***** Recorded data

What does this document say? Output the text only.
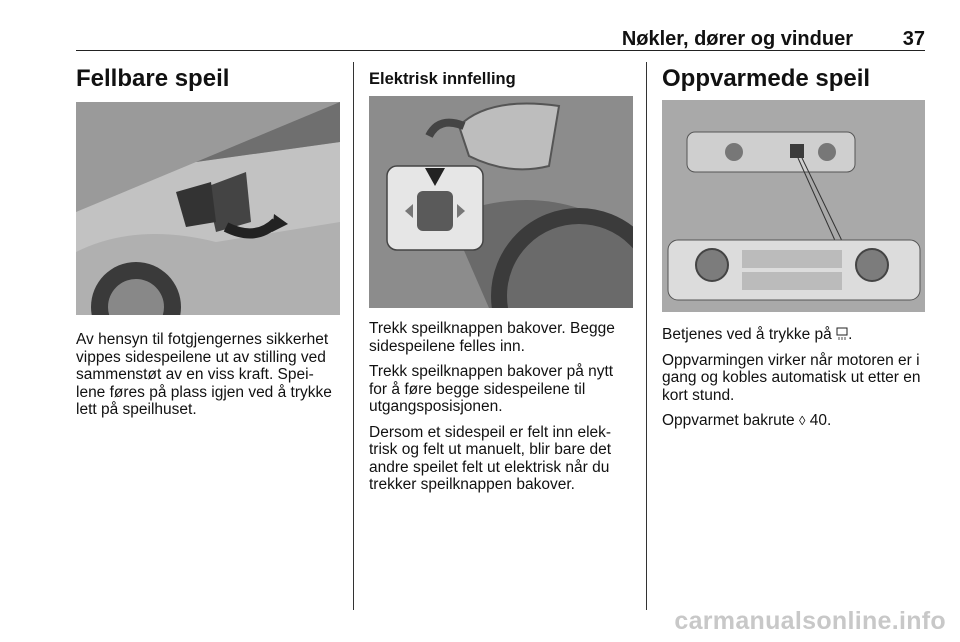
Nøkler, dører og vinduer 37
Fellbare speil

Av hensyn til fotgjengernes sikkerhet vippes sidespeilene ut av stilling ved sammenstøt av en viss kraft. Spei- lene føres på plass igjen ved å trykke lett på speilhuset.

Elektrisk innfelling

Trekk speilknappen bakover. Begge sidespeilene felles inn.

Trekk speilknappen bakover på nytt for å føre begge sidespeilene til utgangsposisjonen.

Dersom et sidespeil er felt inn elek- trisk og felt ut manuelt, blir bare det andre speilet felt ut elektrisk når du trekker speilknappen bakover.

Oppvarmede speil

Betjenes ved å trykke på .

Oppvarmingen virker når motoren er i gang og kobles automatisk ut etter en kort stund.

Oppvarmet bakrute ◊ 40.

carmanualsonline.info
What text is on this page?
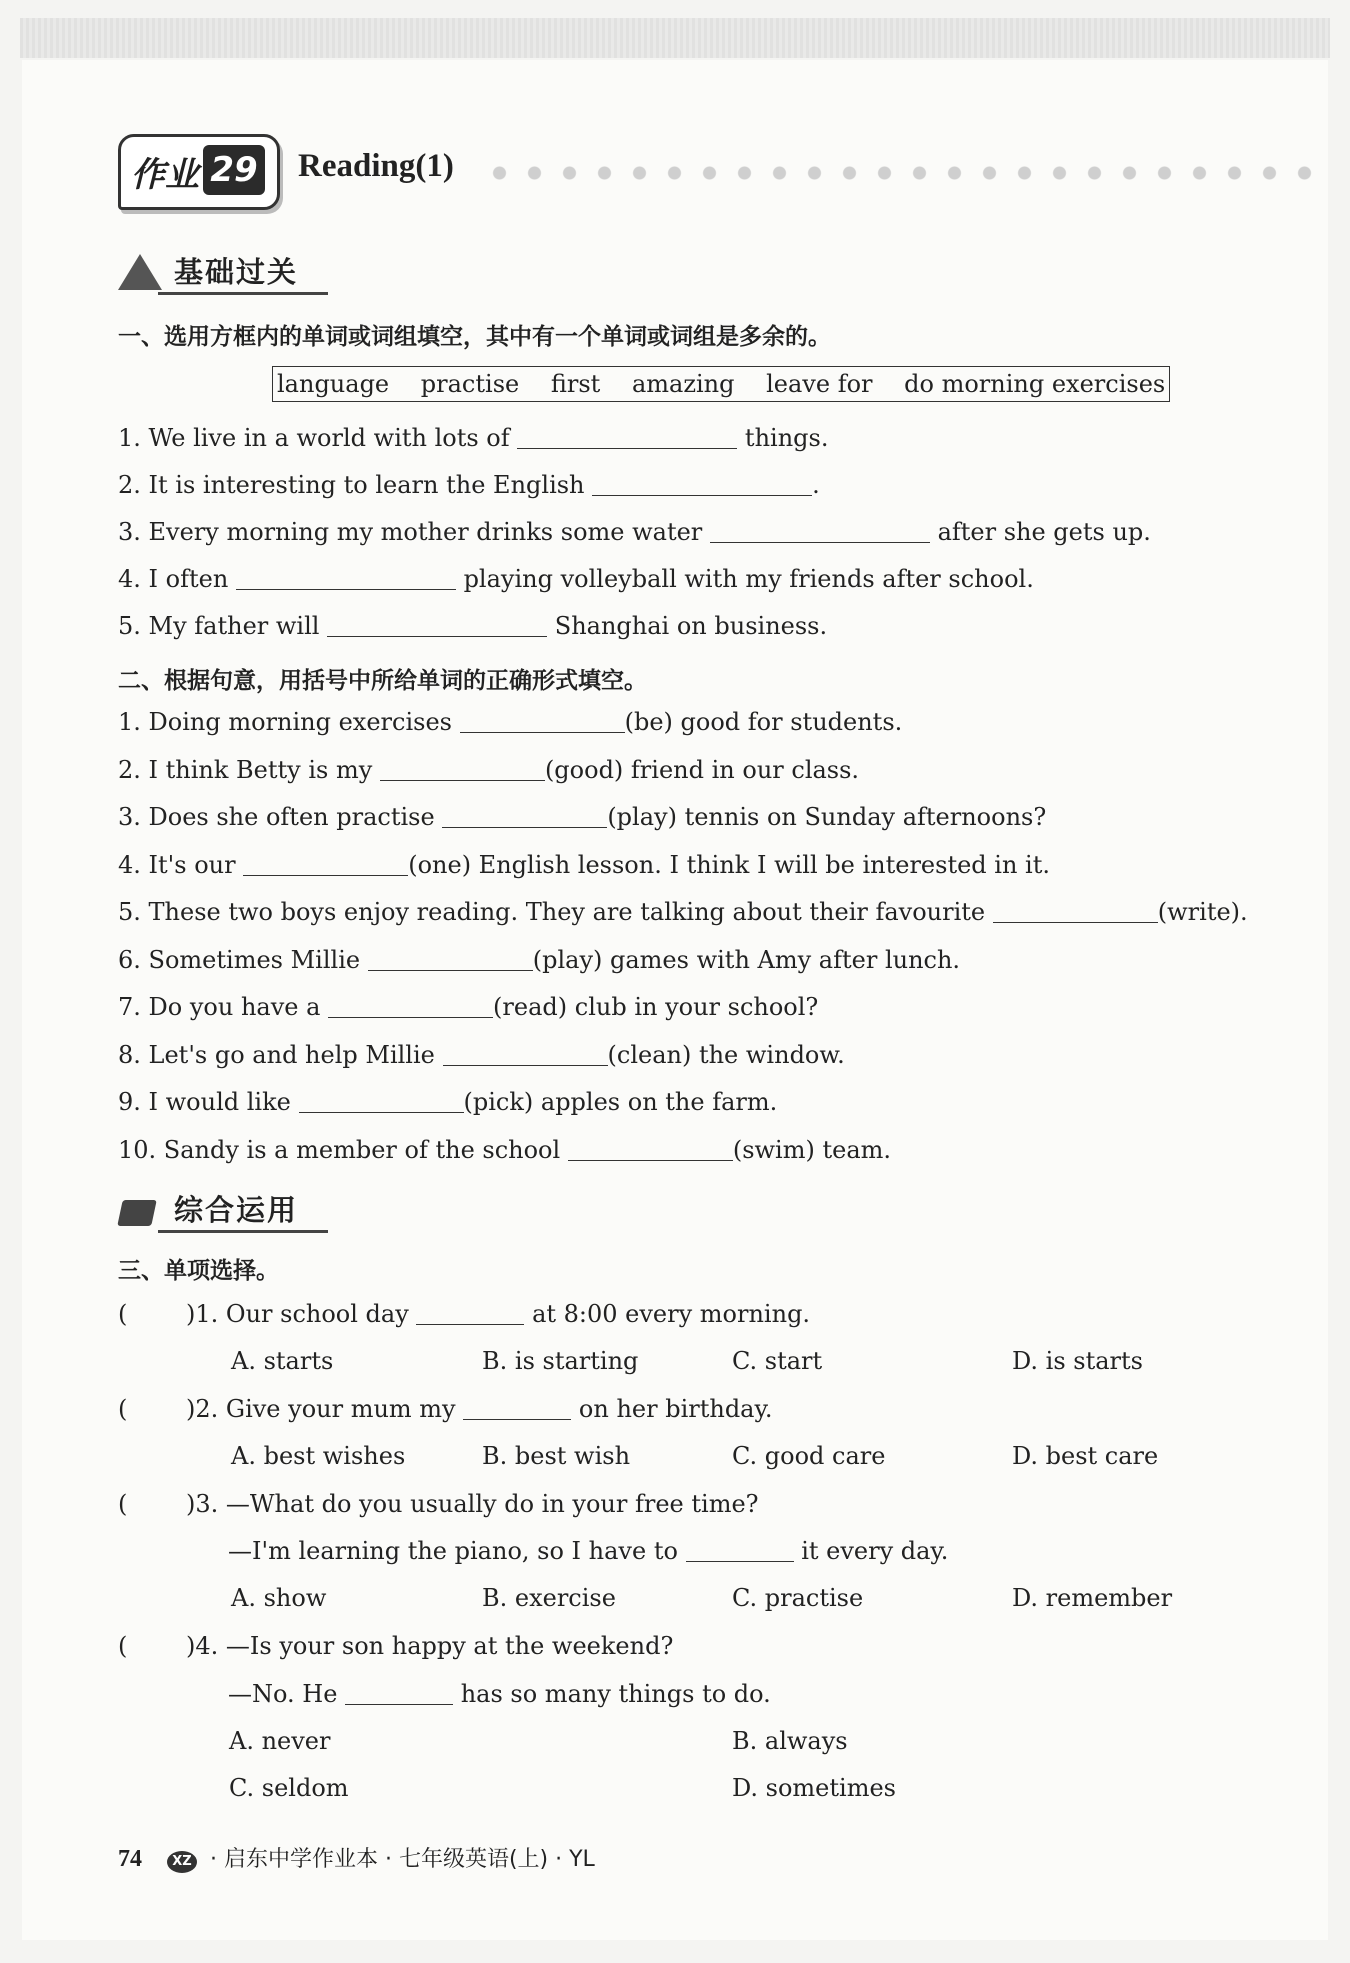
作业 29 Reading(1)
基础过关
一、选用方框内的单词或词组填空，其中有一个单词或词组是多余的。
language practise first amazing leave for do morning exercises
1. We live in a world with lots of	things.
2. It is interesting to learn the English	.
3. Every morning my mother drinks some water	after she gets up.
4. I often	playing volleyball with my friends after school.
5. My father will	Shanghai on business.
二、根据句意，用括号中所给单词的正确形式填空。
1. Doing morning exercises	(be) good for students.
2. I think Betty is my	(good) friend in our class.
3. Does she often practise	(play) tennis on Sunday afternoons?
4. It's our	(one) English lesson. I think I will be interested in it.
5. These two boys enjoy reading. They are talking about their favourite	(write).
6. Sometimes Millie	(play) games with Amy after lunch.
7. Do you have a	(read) club in your school?
8. Let's go and help Millie	(clean) the window.
9. I would like	(pick) apples on the farm.
10. Sandy is a member of the school	(swim) team.
综合运用
三、单项选择。
( )1. Our school day	at 8:00 every morning.
A. starts	B. is starting	C. start	D. is starts
( )2. Give your mum my	on her birthday.
A. best wishes	B. best wish	C. good care	D. best care
( )3. —What do you usually do in your free time?
—I'm learning the piano, so I have to	it every day.
A. show	B. exercise	C. practise	D. remember
( )4. —Is your son happy at the weekend?
—No. He	has so many things to do.
A. never	B. always
C. seldom	D. sometimes
74 XZ · 启东中学作业本 · 七年级英语(上) · YL
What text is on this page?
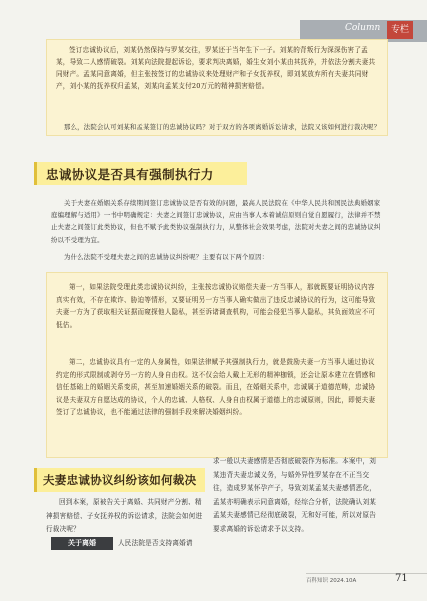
Column	专栏

签订忠诚协议后，刘某仍然保持与罗某交往，罗某还于当年生下一子。刘某的背叛行为深深伤害了孟某，导致二人感情破裂。刘某向法院提起诉讼，要求判决离婚，婚生女刘小某由其抚养，并依法分割夫妻共同财产。孟某同意离婚，但主张按签订的忠诚协议来处理财产和子女抚养权，即刘某放弃所有夫妻共同财产，刘小某的抚养权归孟某，刘某向孟某支付20万元的精神损害赔偿。

那么，法院会认可刘某和孟某签订的忠诚协议吗？对于双方的各项离婚诉讼请求，法院又该如何进行裁决呢？

忠诚协议是否具有强制执行力

关于夫妻在婚姻关系存续期间签订忠诚协议是否有效的问题，最高人民法院在《中华人民共和国民法典婚姻家庭编理解与适用》一书中明确规定：夫妻之间签订忠诚协议，应由当事人本着诚信原则自觉自愿履行，法律并不禁止夫妻之间签订此类协议，但也不赋予此类协议强制执行力，从整体社会效果考虑，法院对夫妻之间的忠诚协议纠纷以不受理为宜。

为什么法院不受理夫妻之间的忠诚协议纠纷呢？主要有以下两个原因：

第一，如果法院受理此类忠诚协议纠纷，主张按忠诚协议赔偿夫妻一方当事人，那就既要证明协议内容真实有效，不存在欺诈、胁迫等情形，又要证明另一方当事人确实做出了违反忠诚协议的行为，这可能导致夫妻一方为了获取相关证据而窥探他人隐私，甚至诉诸调查机构，可能会侵犯当事人隐私，其负面效应不可低估。

第二，忠诚协议具有一定的人身属性，如果法律赋予其强制执行力，就是鼓励夫妻一方当事人通过协议约定的形式限制或剥夺另一方的人身自由权。这不仅会给人戴上无形的精神枷锁，还会让原本建立在情感和信任基础上的婚姻关系变质，甚至加速婚姻关系的破裂。而且，在婚姻关系中，忠诚属于道德范畴，忠诚协议是夫妻双方自愿达成的协议，个人的忠诚、人格权、人身自由权属于道德上的忠诚原则，因此，即便夫妻签订了忠诚协议，也不能通过法律的强制手段来解决婚姻纠纷。

夫妻忠诚协议纠纷该如何裁决

回到本案，原被告关于离婚、共同财产分割、精神损害赔偿、子女抚养权的诉讼请求，法院会如何进行裁决呢？

关于离婚	人民法院是否支持离婚请

求一般以夫妻感情是否彻底破裂作为标准。本案中，刘某违背夫妻忠诚义务，与婚外异性罗某存在不正当交往，造成罗某怀孕产子，导致刘某孟某夫妻感情恶化，孟某亦明确表示同意离婚，经综合分析，法院确认刘某孟某夫妻感情已经彻底破裂，无和好可能，所以对原告要求离婚的诉讼请求予以支持。

百科知识 2024.10A	71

**********

**Task goal:** Copy every line from the entries that contains the word "things".

**Problem solution:**
1. We live in a world with lots of	things.
—No. He	has so many things to do.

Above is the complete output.